Stated problem:
Copy out all the lines in the records that include the word "Matched".

Records from a dataset:
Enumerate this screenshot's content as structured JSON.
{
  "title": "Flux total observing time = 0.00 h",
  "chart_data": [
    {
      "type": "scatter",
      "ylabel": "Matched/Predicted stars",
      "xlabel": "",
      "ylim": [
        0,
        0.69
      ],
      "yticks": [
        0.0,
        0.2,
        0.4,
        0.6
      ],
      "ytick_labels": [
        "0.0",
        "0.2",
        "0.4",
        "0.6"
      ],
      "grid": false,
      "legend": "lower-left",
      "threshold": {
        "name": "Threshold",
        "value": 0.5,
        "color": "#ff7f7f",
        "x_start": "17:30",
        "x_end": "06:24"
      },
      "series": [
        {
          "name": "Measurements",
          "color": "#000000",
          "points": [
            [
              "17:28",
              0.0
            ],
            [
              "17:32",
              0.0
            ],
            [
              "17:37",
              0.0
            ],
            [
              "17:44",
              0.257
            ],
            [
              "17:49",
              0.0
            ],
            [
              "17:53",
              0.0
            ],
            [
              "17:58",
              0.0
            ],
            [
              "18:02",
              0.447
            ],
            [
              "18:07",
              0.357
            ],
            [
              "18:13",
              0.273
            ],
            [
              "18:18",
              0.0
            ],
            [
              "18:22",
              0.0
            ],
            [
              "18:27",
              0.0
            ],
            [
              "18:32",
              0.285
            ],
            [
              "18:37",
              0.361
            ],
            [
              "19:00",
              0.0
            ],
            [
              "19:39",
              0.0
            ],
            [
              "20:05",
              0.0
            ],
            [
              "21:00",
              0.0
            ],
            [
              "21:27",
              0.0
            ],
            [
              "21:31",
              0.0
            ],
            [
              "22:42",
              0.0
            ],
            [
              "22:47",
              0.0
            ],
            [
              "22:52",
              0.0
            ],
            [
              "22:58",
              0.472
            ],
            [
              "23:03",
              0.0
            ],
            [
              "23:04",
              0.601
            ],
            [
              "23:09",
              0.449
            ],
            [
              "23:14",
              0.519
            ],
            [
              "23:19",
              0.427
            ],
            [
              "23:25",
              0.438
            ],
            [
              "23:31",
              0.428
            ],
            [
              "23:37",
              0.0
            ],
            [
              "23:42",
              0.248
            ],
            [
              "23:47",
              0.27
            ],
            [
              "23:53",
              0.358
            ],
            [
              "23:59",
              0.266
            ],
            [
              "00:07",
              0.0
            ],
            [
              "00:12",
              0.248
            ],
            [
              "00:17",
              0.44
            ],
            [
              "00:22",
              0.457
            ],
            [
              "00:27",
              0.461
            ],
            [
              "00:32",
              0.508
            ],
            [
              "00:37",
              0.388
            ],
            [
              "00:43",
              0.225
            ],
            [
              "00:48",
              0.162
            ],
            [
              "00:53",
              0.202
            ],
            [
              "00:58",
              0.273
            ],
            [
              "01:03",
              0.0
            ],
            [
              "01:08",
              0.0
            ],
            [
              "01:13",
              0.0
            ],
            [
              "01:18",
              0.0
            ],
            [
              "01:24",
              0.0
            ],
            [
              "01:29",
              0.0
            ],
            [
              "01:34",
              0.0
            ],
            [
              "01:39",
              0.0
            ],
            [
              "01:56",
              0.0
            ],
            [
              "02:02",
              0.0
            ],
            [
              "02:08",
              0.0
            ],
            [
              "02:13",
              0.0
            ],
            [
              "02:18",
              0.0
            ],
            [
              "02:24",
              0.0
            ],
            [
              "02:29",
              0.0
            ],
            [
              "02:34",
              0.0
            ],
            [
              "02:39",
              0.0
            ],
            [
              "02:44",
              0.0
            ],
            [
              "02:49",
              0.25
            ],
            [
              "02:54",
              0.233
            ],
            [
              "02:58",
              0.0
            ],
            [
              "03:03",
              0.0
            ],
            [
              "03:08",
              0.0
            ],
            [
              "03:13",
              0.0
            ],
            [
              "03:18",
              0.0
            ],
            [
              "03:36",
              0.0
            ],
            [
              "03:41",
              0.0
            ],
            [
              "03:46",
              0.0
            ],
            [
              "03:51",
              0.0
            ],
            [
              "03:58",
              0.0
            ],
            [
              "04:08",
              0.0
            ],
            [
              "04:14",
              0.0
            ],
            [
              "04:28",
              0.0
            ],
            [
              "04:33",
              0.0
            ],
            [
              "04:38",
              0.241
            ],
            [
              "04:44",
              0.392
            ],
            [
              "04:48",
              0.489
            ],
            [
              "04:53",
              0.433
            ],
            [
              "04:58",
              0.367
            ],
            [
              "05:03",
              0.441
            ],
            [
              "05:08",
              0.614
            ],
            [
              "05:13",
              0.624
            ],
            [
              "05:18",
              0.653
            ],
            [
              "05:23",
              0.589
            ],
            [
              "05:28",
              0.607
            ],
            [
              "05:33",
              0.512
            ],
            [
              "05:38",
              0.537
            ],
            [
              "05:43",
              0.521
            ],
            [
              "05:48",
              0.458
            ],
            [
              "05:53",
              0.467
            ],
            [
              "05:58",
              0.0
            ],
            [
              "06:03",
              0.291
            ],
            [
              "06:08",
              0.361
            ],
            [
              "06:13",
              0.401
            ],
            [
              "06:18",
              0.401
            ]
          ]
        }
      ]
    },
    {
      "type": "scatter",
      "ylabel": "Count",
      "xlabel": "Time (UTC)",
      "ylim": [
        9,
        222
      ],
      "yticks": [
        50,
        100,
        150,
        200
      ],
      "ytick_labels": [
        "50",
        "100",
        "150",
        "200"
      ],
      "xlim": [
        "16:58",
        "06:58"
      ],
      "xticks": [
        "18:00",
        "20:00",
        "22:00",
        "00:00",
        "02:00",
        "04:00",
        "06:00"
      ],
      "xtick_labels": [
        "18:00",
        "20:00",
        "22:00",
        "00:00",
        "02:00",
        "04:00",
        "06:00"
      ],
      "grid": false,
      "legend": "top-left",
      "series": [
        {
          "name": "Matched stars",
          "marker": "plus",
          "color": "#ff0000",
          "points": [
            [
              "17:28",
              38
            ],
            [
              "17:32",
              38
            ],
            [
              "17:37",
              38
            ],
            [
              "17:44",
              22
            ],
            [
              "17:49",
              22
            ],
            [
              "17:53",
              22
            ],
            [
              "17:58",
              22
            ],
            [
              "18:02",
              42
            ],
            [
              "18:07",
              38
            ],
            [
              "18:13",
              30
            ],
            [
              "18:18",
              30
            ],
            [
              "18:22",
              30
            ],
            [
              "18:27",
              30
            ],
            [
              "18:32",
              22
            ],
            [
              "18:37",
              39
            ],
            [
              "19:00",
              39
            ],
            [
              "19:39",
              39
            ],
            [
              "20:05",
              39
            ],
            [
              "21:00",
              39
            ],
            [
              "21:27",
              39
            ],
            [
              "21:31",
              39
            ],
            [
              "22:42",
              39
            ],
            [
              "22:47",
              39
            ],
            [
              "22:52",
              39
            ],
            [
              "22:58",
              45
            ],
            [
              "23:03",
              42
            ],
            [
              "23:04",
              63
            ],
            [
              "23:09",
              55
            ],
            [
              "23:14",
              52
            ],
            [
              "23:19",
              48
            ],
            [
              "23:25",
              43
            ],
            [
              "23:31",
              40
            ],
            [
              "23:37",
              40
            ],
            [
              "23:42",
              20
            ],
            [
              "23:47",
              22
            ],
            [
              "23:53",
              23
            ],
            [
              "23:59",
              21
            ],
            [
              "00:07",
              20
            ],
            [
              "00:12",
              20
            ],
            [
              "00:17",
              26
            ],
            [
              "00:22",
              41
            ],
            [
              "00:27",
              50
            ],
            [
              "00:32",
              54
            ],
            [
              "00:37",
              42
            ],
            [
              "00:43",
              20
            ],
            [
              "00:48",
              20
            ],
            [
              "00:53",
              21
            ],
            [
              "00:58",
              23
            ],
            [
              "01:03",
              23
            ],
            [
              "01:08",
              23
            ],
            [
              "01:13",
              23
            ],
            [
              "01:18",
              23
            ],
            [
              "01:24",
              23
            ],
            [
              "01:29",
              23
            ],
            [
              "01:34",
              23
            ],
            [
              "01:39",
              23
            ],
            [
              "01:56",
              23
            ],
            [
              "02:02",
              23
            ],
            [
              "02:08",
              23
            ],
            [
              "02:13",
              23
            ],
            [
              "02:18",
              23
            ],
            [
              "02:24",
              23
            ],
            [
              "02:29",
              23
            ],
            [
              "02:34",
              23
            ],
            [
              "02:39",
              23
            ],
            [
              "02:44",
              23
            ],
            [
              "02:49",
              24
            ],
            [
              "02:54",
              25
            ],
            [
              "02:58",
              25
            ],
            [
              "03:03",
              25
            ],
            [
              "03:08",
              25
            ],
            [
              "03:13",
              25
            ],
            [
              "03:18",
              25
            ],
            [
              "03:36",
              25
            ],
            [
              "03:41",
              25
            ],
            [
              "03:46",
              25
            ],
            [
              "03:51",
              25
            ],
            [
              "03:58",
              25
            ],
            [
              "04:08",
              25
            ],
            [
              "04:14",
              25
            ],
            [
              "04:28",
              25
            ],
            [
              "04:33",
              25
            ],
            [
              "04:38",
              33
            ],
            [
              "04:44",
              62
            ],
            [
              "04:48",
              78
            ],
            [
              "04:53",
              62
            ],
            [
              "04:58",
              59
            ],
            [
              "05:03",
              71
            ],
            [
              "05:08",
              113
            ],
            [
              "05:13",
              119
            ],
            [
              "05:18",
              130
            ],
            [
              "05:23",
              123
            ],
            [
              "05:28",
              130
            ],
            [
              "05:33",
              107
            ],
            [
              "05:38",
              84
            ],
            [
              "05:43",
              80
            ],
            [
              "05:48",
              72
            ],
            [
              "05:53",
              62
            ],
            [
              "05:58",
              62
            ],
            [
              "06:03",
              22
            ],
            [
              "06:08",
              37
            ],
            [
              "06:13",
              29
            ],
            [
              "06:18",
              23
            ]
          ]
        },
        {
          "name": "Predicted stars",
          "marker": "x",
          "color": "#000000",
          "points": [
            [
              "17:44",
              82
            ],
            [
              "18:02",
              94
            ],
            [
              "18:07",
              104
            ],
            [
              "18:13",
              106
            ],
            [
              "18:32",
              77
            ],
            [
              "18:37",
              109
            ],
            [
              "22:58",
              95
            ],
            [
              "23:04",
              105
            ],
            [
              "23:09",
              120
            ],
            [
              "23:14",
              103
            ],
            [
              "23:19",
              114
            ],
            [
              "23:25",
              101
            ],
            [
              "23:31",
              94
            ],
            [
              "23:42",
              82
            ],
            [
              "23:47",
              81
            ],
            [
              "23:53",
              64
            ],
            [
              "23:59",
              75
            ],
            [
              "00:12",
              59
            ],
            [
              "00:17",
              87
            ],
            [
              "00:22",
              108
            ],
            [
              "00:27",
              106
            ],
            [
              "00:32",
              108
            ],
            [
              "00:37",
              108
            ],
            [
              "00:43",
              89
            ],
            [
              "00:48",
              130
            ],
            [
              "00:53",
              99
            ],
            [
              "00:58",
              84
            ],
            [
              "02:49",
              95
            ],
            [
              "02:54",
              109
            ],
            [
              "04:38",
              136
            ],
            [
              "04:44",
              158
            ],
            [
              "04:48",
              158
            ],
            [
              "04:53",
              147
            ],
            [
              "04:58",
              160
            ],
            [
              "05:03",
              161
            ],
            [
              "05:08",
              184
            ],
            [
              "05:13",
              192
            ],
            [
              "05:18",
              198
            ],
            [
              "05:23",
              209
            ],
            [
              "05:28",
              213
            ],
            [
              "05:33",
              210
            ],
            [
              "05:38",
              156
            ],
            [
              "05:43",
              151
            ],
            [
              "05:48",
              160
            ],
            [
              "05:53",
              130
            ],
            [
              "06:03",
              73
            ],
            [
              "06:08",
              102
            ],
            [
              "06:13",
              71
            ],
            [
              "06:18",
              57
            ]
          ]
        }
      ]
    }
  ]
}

Exercise output:
      "ylabel": "Matched/Predicted stars",
          "name": "Matched stars",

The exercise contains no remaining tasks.